▶ [JOB]
Tally the lines in the listing below that contain "eastdevon" and report the tally alone.

▶ [DATA EXTRACT]
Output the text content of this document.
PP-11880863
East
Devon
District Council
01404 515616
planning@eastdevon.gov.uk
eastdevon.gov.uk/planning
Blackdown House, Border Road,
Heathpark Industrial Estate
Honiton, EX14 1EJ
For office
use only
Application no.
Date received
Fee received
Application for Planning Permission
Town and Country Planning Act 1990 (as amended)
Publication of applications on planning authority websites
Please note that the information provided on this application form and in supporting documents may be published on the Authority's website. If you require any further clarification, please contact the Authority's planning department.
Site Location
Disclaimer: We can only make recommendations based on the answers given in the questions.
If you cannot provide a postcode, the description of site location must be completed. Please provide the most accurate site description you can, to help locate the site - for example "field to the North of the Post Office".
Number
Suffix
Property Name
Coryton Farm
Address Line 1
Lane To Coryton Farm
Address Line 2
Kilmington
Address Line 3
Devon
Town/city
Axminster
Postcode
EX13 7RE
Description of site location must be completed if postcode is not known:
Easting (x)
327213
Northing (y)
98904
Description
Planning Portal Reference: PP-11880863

▶ [ANSWER FOR THE TASK]
2